* [Stated problem] Everything from the line that contains "Decode this image" through the final line of the records should be written out exactly, and nothing outside that span.

(Records from a data source)
——————————
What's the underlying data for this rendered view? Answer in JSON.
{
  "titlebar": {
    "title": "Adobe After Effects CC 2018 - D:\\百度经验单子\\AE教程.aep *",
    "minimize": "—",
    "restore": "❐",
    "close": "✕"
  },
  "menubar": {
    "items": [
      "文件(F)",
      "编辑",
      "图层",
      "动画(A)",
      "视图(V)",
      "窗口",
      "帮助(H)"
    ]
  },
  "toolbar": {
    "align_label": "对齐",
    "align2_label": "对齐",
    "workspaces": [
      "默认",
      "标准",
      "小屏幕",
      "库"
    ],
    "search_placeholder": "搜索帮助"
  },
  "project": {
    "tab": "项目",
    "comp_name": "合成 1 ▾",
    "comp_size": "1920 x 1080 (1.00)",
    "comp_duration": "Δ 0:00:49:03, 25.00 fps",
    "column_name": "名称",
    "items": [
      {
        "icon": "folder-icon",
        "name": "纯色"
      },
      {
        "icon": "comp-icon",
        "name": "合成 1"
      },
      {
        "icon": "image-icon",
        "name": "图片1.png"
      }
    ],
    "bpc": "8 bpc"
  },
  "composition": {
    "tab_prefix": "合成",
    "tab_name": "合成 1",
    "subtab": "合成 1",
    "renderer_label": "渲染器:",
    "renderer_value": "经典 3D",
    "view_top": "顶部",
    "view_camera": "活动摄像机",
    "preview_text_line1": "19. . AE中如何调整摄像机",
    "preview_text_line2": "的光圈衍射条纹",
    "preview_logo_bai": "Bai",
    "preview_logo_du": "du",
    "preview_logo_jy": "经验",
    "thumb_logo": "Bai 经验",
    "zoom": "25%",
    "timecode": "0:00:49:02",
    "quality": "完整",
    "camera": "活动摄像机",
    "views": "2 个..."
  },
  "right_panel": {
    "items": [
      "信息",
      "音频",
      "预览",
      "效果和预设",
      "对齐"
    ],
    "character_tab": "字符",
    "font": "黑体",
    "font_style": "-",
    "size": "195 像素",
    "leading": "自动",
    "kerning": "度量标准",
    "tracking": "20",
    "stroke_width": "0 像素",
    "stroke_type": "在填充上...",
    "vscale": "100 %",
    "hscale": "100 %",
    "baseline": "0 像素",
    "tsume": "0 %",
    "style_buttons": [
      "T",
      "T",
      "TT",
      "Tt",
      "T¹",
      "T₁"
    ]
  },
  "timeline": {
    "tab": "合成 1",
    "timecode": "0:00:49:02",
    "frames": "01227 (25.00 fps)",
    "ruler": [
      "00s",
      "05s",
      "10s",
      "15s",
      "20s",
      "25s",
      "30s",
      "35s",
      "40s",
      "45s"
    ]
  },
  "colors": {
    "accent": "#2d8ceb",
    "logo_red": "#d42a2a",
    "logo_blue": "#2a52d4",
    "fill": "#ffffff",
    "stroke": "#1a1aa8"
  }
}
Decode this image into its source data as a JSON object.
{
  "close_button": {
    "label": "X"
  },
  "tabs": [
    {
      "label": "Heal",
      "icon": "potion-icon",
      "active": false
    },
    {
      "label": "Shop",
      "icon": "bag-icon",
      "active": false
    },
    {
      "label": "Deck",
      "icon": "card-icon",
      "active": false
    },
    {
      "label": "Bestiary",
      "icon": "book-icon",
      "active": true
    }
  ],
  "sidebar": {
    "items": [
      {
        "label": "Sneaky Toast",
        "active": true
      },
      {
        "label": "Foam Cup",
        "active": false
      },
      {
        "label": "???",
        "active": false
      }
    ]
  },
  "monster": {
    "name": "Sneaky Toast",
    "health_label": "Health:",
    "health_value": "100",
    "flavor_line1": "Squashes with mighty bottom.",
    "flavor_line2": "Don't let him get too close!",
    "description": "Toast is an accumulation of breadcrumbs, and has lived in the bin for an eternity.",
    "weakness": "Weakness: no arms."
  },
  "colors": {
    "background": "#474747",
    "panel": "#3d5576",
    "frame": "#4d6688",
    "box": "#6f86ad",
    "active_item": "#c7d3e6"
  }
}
——————————
* [Exercise answer]
Decode this image into its source data as a JSON object.
{
  "close_button": {
    "label": "X"
  },
  "tabs": [
    {
      "label": "Heal",
      "icon": "potion-icon",
      "active": false
    },
    {
      "label": "Shop",
      "icon": "bag-icon",
      "active": false
    },
    {
      "label": "Deck",
      "icon": "card-icon",
      "active": false
    },
    {
      "label": "Bestiary",
      "icon": "book-icon",
      "active": true
    }
  ],
  "sidebar": {
    "items": [
      {
        "label": "Sneaky Toast",
        "active": true
      },
      {
        "label": "Foam Cup",
        "active": false
      },
      {
        "label": "???",
        "active": false
      }
    ]
  },
  "monster": {
    "name": "Sneaky Toast",
    "health_label": "Health:",
    "health_value": "100",
    "flavor_line1": "Squashes with mighty bottom.",
    "flavor_line2": "Don't let him get too close!",
    "description": "Toast is an accumulation of breadcrumbs, and has lived in the bin for an eternity.",
    "weakness": "Weakness: no arms."
  },
  "colors": {
    "background": "#474747",
    "panel": "#3d5576",
    "frame": "#4d6688",
    "box": "#6f86ad",
    "active_item": "#c7d3e6"
  }
}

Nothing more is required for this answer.